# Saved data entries
········

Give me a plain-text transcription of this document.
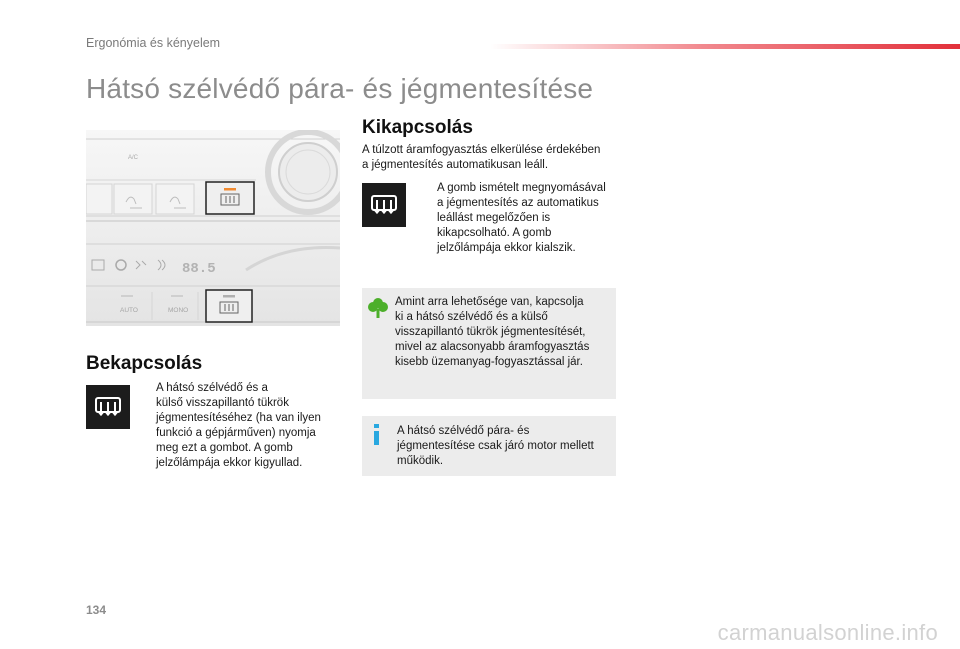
Ergonómia és kényelem
Hátsó szélvédő pára- és jégmentesítése
A/C
88.5
AUTO	MONO
Bekapcsolás
A hátsó szélvédő és a
külső visszapillantó tükrök
jégmentesítéséhez (ha van ilyen
funkció a gépjárműven) nyomja
meg ezt a gombot. A gomb
jelzőlámpája ekkor kigyullad.
Kikapcsolás
A túlzott áramfogyasztás elkerülése érdekében
a jégmentesítés automatikusan leáll.
A gomb ismételt megnyomásával
a jégmentesítés az automatikus
leállást megelőzően is
kikapcsolható. A gomb
jelzőlámpája ekkor kialszik.
Amint arra lehetősége van, kapcsolja
ki a hátsó szélvédő és a külső
visszapillantó tükrök jégmentesítését,
mivel az alacsonyabb áramfogyasztás
kisebb üzemanyag-fogyasztással jár.
A hátsó szélvédő pára- és
jégmentesítése csak járó motor mellett
működik.
134
carmanualsonline.info
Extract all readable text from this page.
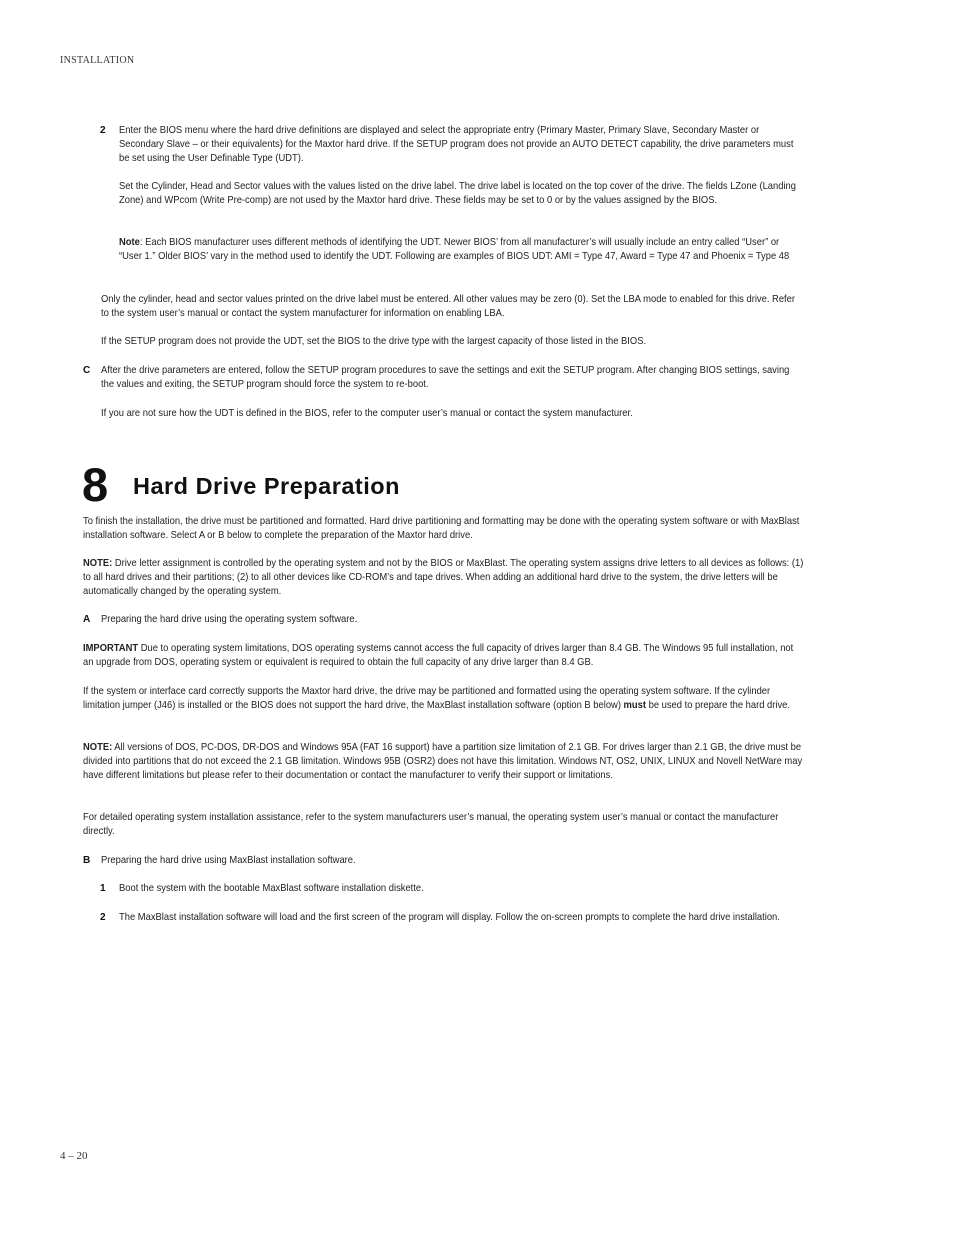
INSTALLATION
2 Enter the BIOS menu where the hard drive definitions are displayed and select the appropriate entry (Primary Master, Primary Slave, Secondary Master or Secondary Slave – or their equivalents) for the Maxtor hard drive. If the SETUP program does not provide an AUTO DETECT capability, the drive parameters must be set using the User Definable Type (UDT).
Set the Cylinder, Head and Sector values with the values listed on the drive label. The drive label is located on the top cover of the drive. The fields LZone (Landing Zone) and WPcom (Write Pre-comp) are not used by the Maxtor hard drive. These fields may be set to 0 or by the values assigned by the BIOS.
Note: Each BIOS manufacturer uses different methods of identifying the UDT. Newer BIOS’ from all manufacturer’s will usually include an entry called “User” or “User 1.” Older BIOS’ vary in the method used to identify the UDT. Following are examples of BIOS UDT: AMI = Type 47, Award = Type 47 and Phoenix = Type 48
Only the cylinder, head and sector values printed on the drive label must be entered. All other values may be zero (0). Set the LBA mode to enabled for this drive. Refer to the system user’s manual or contact the system manufacturer for information on enabling LBA.
If the SETUP program does not provide the UDT, set the BIOS to the drive type with the largest capacity of those listed in the BIOS.
C After the drive parameters are entered, follow the SETUP program procedures to save the settings and exit the SETUP program. After changing BIOS settings, saving the values and exiting, the SETUP program should force the system to re-boot.
If you are not sure how the UDT is defined in the BIOS, refer to the computer user’s manual or contact the system manufacturer.
8 Hard Drive Preparation
To finish the installation, the drive must be partitioned and formatted. Hard drive partitioning and formatting may be done with the operating system software or with MaxBlast installation software. Select A or B below to complete the preparation of the Maxtor hard drive.
NOTE: Drive letter assignment is controlled by the operating system and not by the BIOS or MaxBlast. The operating system assigns drive letters to all devices as follows: (1) to all hard drives and their partitions; (2) to all other devices like CD-ROM’s and tape drives. When adding an additional hard drive to the system, the drive letters will be automatically changed by the operating system.
A Preparing the hard drive using the operating system software.
IMPORTANT Due to operating system limitations, DOS operating systems cannot access the full capacity of drives larger than 8.4 GB. The Windows 95 full installation, not an upgrade from DOS, operating system or equivalent is required to obtain the full capacity of any drive larger than 8.4 GB.
If the system or interface card correctly supports the Maxtor hard drive, the drive may be partitioned and formatted using the operating system software. If the cylinder limitation jumper (J46) is installed or the BIOS does not support the hard drive, the MaxBlast installation software (option B below) must be used to prepare the hard drive.
NOTE: All versions of DOS, PC-DOS, DR-DOS and Windows 95A (FAT 16 support) have a partition size limitation of 2.1 GB. For drives larger than 2.1 GB, the drive must be divided into partitions that do not exceed the 2.1 GB limitation. Windows 95B (OSR2) does not have this limitation. Windows NT, OS2, UNIX, LINUX and Novell NetWare may have different limitations but please refer to their documentation or contact the manufacturer to verify their support or limitations.
For detailed operating system installation assistance, refer to the system manufacturers user’s manual, the operating system user’s manual or contact the manufacturer directly.
B Preparing the hard drive using MaxBlast installation software.
1 Boot the system with the bootable MaxBlast software installation diskette.
2 The MaxBlast installation software will load and the first screen of the program will display. Follow the on-screen prompts to complete the hard drive installation.
4 – 20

········

# AIM OF THE TASK
Using the records above, list each line that includes "complete".

# SOLUTION TO THIS PROBLEM
To finish the installation, the drive must be partitioned and formatted. Hard drive partitioning and formatting may be done with the operating system software or with MaxBlast installation software. Select A or B below to complete the preparation of the Maxtor hard drive.
2 The MaxBlast installation software will load and the first screen of the program will display. Follow the on-screen prompts to complete the hard drive installation.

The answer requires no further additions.